Set problem: Copy the lines that follow, keeping every character the same.

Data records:
┌──

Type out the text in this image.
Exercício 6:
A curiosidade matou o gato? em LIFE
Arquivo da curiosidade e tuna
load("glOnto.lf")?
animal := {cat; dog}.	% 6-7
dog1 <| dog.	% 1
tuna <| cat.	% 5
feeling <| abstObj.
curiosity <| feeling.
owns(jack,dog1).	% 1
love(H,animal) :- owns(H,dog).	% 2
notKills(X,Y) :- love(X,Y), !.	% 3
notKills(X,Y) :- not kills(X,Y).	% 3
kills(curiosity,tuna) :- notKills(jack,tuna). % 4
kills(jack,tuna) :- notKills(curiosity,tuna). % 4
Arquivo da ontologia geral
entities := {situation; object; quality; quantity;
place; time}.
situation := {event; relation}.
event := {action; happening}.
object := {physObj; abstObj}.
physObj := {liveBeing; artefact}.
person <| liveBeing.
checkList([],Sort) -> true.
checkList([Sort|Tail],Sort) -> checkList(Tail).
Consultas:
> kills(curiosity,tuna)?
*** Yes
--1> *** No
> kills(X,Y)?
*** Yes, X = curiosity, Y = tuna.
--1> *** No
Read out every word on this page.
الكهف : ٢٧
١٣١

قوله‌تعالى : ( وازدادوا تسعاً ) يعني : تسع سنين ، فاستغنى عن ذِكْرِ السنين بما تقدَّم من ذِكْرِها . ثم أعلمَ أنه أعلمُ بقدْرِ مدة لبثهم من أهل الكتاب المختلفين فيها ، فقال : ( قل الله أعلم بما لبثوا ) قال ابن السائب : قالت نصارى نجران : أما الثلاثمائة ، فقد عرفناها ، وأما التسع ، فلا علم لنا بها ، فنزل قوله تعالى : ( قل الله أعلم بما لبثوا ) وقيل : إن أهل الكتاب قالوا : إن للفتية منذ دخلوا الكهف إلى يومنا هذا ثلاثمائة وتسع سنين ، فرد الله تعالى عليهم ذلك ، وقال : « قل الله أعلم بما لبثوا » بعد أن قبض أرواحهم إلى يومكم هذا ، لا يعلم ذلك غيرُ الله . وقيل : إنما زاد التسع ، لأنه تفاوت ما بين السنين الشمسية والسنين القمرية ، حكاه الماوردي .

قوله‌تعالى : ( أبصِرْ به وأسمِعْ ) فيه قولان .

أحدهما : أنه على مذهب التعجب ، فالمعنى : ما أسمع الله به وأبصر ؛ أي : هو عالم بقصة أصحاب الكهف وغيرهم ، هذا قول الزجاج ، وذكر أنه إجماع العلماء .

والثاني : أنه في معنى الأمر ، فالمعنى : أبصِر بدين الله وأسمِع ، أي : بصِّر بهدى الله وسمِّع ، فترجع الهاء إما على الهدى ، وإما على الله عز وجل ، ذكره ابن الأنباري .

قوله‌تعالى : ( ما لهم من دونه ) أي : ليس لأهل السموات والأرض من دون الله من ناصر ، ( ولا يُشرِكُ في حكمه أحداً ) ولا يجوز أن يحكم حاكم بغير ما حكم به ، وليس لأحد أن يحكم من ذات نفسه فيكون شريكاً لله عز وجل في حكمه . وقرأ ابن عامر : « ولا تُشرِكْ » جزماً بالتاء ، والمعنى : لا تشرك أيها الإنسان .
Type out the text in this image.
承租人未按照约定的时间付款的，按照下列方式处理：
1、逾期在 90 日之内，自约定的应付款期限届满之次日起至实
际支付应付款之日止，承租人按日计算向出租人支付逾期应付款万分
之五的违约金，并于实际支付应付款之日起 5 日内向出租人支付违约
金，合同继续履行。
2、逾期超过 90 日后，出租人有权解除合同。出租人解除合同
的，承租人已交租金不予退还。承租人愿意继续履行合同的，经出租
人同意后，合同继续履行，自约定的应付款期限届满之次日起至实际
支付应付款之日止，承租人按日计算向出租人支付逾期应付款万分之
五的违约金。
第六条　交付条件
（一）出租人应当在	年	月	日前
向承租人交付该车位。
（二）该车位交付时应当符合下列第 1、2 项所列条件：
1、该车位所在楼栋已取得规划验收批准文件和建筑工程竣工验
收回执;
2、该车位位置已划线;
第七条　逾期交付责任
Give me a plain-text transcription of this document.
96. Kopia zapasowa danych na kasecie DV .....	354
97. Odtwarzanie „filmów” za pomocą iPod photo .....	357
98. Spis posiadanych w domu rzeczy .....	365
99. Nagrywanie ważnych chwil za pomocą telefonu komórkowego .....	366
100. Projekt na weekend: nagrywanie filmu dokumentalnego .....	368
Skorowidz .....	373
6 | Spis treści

└──

Correct output:
Type out the text in this image.
Exercício 6:
A curiosidade matou o gato? em LIFE
Arquivo da curiosidade e tuna
load("glOnto.lf")?
animal := {cat; dog}.	% 6-7
dog1 <| dog.	% 1
tuna <| cat.	% 5
feeling <| abstObj.
curiosity <| feeling.
owns(jack,dog1).	% 1
love(H,animal) :- owns(H,dog).	% 2
notKills(X,Y) :- love(X,Y), !.	% 3
notKills(X,Y) :- not kills(X,Y).	% 3
kills(curiosity,tuna) :- notKills(jack,tuna). % 4
kills(jack,tuna) :- notKills(curiosity,tuna). % 4
Arquivo da ontologia geral
entities := {situation; object; quality; quantity;
place; time}.
situation := {event; relation}.
event := {action; happening}.
object := {physObj; abstObj}.
physObj := {liveBeing; artefact}.
person <| liveBeing.
checkList([],Sort) -> true.
checkList([Sort|Tail],Sort) -> checkList(Tail).
Consultas:
> kills(curiosity,tuna)?
*** Yes
--1> *** No
> kills(X,Y)?
*** Yes, X = curiosity, Y = tuna.
--1> *** No
Read out every word on this page.
الكهف : ٢٧
١٣١

قوله‌تعالى : ( وازدادوا تسعاً ) يعني : تسع سنين ، فاستغنى عن ذِكْرِ السنين بما تقدَّم من ذِكْرِها . ثم أعلمَ أنه أعلمُ بقدْرِ مدة لبثهم من أهل الكتاب المختلفين فيها ، فقال : ( قل الله أعلم بما لبثوا ) قال ابن السائب : قالت نصارى نجران : أما الثلاثمائة ، فقد عرفناها ، وأما التسع ، فلا علم لنا بها ، فنزل قوله تعالى : ( قل الله أعلم بما لبثوا ) وقيل : إن أهل الكتاب قالوا : إن للفتية منذ دخلوا الكهف إلى يومنا هذا ثلاثمائة وتسع سنين ، فرد الله تعالى عليهم ذلك ، وقال : « قل الله أعلم بما لبثوا » بعد أن قبض أرواحهم إلى يومكم هذا ، لا يعلم ذلك غيرُ الله . وقيل : إنما زاد التسع ، لأنه تفاوت ما بين السنين الشمسية والسنين القمرية ، حكاه الماوردي .

قوله‌تعالى : ( أبصِرْ به وأسمِعْ ) فيه قولان .

أحدهما : أنه على مذهب التعجب ، فالمعنى : ما أسمع الله به وأبصر ؛ أي : هو عالم بقصة أصحاب الكهف وغيرهم ، هذا قول الزجاج ، وذكر أنه إجماع العلماء .

والثاني : أنه في معنى الأمر ، فالمعنى : أبصِر بدين الله وأسمِع ، أي : بصِّر بهدى الله وسمِّع ، فترجع الهاء إما على الهدى ، وإما على الله عز وجل ، ذكره ابن الأنباري .

قوله‌تعالى : ( ما لهم من دونه ) أي : ليس لأهل السموات والأرض من دون الله من ناصر ، ( ولا يُشرِكُ في حكمه أحداً ) ولا يجوز أن يحكم حاكم بغير ما حكم به ، وليس لأحد أن يحكم من ذات نفسه فيكون شريكاً لله عز وجل في حكمه . وقرأ ابن عامر : « ولا تُشرِكْ » جزماً بالتاء ، والمعنى : لا تشرك أيها الإنسان .
Type out the text in this image.
承租人未按照约定的时间付款的，按照下列方式处理：
1、逾期在 90 日之内，自约定的应付款期限届满之次日起至实
际支付应付款之日止，承租人按日计算向出租人支付逾期应付款万分
之五的违约金，并于实际支付应付款之日起 5 日内向出租人支付违约
金，合同继续履行。
2、逾期超过 90 日后，出租人有权解除合同。出租人解除合同
的，承租人已交租金不予退还。承租人愿意继续履行合同的，经出租
人同意后，合同继续履行，自约定的应付款期限届满之次日起至实际
支付应付款之日止，承租人按日计算向出租人支付逾期应付款万分之
五的违约金。
第六条　交付条件
（一）出租人应当在	年	月	日前
向承租人交付该车位。
（二）该车位交付时应当符合下列第 1、2 项所列条件：
1、该车位所在楼栋已取得规划验收批准文件和建筑工程竣工验
收回执;
2、该车位位置已划线;
第七条　逾期交付责任
Give me a plain-text transcription of this document.
96. Kopia zapasowa danych na kasecie DV .....	354
97. Odtwarzanie „filmów” za pomocą iPod photo .....	357
98. Spis posiadanych w domu rzeczy .....	365
99. Nagrywanie ważnych chwil za pomocą telefonu komórkowego .....	366
100. Projekt na weekend: nagrywanie filmu dokumentalnego .....	368
Skorowidz .....	373
6 | Spis treści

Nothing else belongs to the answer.